■ **What is asked**
Pick out all lines of the entries that include the word "name" and copy them.

Items from a figure collection:
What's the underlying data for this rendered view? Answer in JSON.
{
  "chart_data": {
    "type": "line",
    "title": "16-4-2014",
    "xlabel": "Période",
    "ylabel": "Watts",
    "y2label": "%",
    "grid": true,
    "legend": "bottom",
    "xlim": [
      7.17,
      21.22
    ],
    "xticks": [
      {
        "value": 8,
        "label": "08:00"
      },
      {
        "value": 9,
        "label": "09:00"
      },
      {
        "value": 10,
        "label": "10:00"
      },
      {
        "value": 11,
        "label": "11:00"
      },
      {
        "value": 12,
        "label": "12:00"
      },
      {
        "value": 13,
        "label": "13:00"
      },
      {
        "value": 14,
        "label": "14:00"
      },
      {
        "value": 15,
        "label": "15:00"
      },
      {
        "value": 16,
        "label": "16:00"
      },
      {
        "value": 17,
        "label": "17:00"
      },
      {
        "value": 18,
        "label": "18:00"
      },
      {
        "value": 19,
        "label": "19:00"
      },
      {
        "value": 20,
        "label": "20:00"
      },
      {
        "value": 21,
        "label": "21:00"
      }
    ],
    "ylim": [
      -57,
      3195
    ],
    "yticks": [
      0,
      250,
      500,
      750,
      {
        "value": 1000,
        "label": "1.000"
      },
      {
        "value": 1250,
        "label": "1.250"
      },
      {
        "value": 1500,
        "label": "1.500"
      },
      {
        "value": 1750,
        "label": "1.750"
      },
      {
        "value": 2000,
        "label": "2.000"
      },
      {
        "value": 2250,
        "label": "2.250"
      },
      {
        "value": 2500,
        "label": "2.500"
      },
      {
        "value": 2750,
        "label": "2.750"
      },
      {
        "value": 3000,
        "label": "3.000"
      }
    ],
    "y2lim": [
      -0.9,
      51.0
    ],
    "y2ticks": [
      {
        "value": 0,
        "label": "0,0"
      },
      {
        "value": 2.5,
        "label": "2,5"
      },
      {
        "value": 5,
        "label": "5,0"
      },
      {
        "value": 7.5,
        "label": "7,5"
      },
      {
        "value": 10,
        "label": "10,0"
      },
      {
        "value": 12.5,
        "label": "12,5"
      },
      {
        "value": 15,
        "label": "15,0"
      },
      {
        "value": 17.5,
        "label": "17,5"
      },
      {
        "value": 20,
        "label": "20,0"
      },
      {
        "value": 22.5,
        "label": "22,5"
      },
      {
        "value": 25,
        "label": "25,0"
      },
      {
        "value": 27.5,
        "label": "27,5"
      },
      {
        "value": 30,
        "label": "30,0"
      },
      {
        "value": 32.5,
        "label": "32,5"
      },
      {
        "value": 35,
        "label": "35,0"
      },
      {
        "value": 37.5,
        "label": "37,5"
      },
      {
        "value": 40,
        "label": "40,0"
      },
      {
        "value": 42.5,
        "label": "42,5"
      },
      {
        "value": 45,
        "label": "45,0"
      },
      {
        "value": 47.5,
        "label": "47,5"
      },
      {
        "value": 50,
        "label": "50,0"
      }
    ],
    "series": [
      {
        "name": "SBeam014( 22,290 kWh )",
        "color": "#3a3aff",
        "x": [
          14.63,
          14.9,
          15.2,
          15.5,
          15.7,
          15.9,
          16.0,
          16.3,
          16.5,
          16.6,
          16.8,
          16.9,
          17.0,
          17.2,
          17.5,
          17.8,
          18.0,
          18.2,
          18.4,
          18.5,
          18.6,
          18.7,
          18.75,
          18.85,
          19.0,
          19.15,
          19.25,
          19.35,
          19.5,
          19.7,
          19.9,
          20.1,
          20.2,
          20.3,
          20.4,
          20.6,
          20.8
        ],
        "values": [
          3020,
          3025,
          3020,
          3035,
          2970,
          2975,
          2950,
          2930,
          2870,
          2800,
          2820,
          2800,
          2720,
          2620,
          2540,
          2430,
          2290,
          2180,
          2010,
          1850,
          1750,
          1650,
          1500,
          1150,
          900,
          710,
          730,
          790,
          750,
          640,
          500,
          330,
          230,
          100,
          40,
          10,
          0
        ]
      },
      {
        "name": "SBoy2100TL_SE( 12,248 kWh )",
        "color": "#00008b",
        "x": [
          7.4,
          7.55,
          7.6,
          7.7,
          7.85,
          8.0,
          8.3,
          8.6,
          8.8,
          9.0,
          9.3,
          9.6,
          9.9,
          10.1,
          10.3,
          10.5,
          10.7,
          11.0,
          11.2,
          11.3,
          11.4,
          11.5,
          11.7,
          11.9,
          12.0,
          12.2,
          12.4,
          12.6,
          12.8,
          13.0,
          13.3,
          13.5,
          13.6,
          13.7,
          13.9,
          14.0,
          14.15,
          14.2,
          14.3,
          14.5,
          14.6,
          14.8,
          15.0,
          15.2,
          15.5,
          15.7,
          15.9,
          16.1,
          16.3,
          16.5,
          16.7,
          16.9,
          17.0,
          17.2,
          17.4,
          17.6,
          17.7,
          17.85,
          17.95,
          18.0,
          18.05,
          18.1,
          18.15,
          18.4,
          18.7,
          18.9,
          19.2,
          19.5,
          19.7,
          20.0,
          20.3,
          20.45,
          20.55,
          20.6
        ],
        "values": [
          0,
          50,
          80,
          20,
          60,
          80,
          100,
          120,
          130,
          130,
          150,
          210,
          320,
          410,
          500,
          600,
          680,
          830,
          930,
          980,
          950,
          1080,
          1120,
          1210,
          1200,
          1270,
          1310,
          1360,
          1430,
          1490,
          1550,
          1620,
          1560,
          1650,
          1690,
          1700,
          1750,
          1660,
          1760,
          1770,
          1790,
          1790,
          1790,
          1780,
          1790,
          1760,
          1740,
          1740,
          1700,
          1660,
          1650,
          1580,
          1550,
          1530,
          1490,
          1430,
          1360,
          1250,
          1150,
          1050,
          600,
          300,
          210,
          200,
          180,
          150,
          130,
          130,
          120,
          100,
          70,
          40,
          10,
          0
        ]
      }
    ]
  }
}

■ **Full response**
        "name": "SBeam014( 22,290 kWh )",
        "name": "SBoy2100TL_SE( 12,248 kWh )",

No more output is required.